- Aim
Your task is to print all of the material verbatim.

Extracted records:
* * * *

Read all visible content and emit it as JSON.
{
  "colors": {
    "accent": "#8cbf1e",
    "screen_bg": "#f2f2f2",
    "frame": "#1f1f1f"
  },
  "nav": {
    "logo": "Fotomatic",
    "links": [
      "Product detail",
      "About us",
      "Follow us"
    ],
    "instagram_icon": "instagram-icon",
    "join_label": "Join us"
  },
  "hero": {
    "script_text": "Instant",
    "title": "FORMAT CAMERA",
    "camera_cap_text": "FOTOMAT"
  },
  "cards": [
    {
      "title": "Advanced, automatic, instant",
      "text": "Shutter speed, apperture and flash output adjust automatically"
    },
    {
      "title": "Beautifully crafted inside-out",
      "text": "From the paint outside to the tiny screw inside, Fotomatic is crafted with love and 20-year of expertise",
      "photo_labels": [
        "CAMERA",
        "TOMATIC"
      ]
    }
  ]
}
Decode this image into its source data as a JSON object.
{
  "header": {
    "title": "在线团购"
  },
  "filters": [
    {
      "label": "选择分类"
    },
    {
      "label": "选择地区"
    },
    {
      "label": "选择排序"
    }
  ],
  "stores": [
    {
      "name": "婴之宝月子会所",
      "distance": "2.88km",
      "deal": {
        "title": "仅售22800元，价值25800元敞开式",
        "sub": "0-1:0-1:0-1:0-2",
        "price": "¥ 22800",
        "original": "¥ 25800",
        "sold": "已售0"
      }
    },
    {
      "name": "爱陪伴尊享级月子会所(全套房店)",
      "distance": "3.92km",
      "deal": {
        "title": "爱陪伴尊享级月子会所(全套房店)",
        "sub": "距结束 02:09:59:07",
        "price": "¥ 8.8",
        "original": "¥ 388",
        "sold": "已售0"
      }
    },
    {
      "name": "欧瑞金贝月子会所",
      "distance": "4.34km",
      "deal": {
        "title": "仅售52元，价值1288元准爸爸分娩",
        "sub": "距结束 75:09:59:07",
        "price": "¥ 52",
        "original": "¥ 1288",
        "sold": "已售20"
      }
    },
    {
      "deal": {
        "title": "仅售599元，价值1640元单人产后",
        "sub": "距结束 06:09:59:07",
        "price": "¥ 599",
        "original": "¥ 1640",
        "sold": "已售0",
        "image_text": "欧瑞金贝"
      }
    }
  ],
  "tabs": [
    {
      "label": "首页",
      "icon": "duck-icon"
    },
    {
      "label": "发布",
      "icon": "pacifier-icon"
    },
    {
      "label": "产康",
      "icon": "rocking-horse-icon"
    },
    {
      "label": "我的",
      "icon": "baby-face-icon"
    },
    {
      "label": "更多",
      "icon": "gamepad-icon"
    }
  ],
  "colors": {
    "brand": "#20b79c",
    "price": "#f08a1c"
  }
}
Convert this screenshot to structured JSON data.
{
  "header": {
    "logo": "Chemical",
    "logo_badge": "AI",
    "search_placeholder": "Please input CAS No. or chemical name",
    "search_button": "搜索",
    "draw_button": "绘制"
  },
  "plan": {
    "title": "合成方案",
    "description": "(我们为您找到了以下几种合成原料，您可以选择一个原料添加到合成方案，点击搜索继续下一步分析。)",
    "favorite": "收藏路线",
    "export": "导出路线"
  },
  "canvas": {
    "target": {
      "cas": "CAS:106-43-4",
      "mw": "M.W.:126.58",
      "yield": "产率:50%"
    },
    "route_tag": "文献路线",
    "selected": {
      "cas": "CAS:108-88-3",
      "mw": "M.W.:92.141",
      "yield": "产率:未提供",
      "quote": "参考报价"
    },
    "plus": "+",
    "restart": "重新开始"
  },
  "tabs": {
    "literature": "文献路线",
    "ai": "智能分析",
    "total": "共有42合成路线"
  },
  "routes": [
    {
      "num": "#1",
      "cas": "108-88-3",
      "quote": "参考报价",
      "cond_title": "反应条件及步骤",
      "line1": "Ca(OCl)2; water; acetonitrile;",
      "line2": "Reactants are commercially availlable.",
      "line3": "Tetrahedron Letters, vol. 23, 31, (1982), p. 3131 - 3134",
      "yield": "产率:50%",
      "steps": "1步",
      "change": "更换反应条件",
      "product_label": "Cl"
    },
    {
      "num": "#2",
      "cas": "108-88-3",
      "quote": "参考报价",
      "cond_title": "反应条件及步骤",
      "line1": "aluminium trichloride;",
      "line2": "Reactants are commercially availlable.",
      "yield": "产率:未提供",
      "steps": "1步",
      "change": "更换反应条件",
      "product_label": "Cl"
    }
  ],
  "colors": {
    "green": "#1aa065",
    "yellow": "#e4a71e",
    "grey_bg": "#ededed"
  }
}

* * * *

- Solution
Read all visible content and emit it as JSON.
{
  "colors": {
    "accent": "#8cbf1e",
    "screen_bg": "#f2f2f2",
    "frame": "#1f1f1f"
  },
  "nav": {
    "logo": "Fotomatic",
    "links": [
      "Product detail",
      "About us",
      "Follow us"
    ],
    "instagram_icon": "instagram-icon",
    "join_label": "Join us"
  },
  "hero": {
    "script_text": "Instant",
    "title": "FORMAT CAMERA",
    "camera_cap_text": "FOTOMAT"
  },
  "cards": [
    {
      "title": "Advanced, automatic, instant",
      "text": "Shutter speed, apperture and flash output adjust automatically"
    },
    {
      "title": "Beautifully crafted inside-out",
      "text": "From the paint outside to the tiny screw inside, Fotomatic is crafted with love and 20-year of expertise",
      "photo_labels": [
        "CAMERA",
        "TOMATIC"
      ]
    }
  ]
}
Decode this image into its source data as a JSON object.
{
  "header": {
    "title": "在线团购"
  },
  "filters": [
    {
      "label": "选择分类"
    },
    {
      "label": "选择地区"
    },
    {
      "label": "选择排序"
    }
  ],
  "stores": [
    {
      "name": "婴之宝月子会所",
      "distance": "2.88km",
      "deal": {
        "title": "仅售22800元，价值25800元敞开式",
        "sub": "0-1:0-1:0-1:0-2",
        "price": "¥ 22800",
        "original": "¥ 25800",
        "sold": "已售0"
      }
    },
    {
      "name": "爱陪伴尊享级月子会所(全套房店)",
      "distance": "3.92km",
      "deal": {
        "title": "爱陪伴尊享级月子会所(全套房店)",
        "sub": "距结束 02:09:59:07",
        "price": "¥ 8.8",
        "original": "¥ 388",
        "sold": "已售0"
      }
    },
    {
      "name": "欧瑞金贝月子会所",
      "distance": "4.34km",
      "deal": {
        "title": "仅售52元，价值1288元准爸爸分娩",
        "sub": "距结束 75:09:59:07",
        "price": "¥ 52",
        "original": "¥ 1288",
        "sold": "已售20"
      }
    },
    {
      "deal": {
        "title": "仅售599元，价值1640元单人产后",
        "sub": "距结束 06:09:59:07",
        "price": "¥ 599",
        "original": "¥ 1640",
        "sold": "已售0",
        "image_text": "欧瑞金贝"
      }
    }
  ],
  "tabs": [
    {
      "label": "首页",
      "icon": "duck-icon"
    },
    {
      "label": "发布",
      "icon": "pacifier-icon"
    },
    {
      "label": "产康",
      "icon": "rocking-horse-icon"
    },
    {
      "label": "我的",
      "icon": "baby-face-icon"
    },
    {
      "label": "更多",
      "icon": "gamepad-icon"
    }
  ],
  "colors": {
    "brand": "#20b79c",
    "price": "#f08a1c"
  }
}
Convert this screenshot to structured JSON data.
{
  "header": {
    "logo": "Chemical",
    "logo_badge": "AI",
    "search_placeholder": "Please input CAS No. or chemical name",
    "search_button": "搜索",
    "draw_button": "绘制"
  },
  "plan": {
    "title": "合成方案",
    "description": "(我们为您找到了以下几种合成原料，您可以选择一个原料添加到合成方案，点击搜索继续下一步分析。)",
    "favorite": "收藏路线",
    "export": "导出路线"
  },
  "canvas": {
    "target": {
      "cas": "CAS:106-43-4",
      "mw": "M.W.:126.58",
      "yield": "产率:50%"
    },
    "route_tag": "文献路线",
    "selected": {
      "cas": "CAS:108-88-3",
      "mw": "M.W.:92.141",
      "yield": "产率:未提供",
      "quote": "参考报价"
    },
    "plus": "+",
    "restart": "重新开始"
  },
  "tabs": {
    "literature": "文献路线",
    "ai": "智能分析",
    "total": "共有42合成路线"
  },
  "routes": [
    {
      "num": "#1",
      "cas": "108-88-3",
      "quote": "参考报价",
      "cond_title": "反应条件及步骤",
      "line1": "Ca(OCl)2; water; acetonitrile;",
      "line2": "Reactants are commercially availlable.",
      "line3": "Tetrahedron Letters, vol. 23, 31, (1982), p. 3131 - 3134",
      "yield": "产率:50%",
      "steps": "1步",
      "change": "更换反应条件",
      "product_label": "Cl"
    },
    {
      "num": "#2",
      "cas": "108-88-3",
      "quote": "参考报价",
      "cond_title": "反应条件及步骤",
      "line1": "aluminium trichloride;",
      "line2": "Reactants are commercially availlable.",
      "yield": "产率:未提供",
      "steps": "1步",
      "change": "更换反应条件",
      "product_label": "Cl"
    }
  ],
  "colors": {
    "green": "#1aa065",
    "yellow": "#e4a71e",
    "grey_bg": "#ededed"
  }
}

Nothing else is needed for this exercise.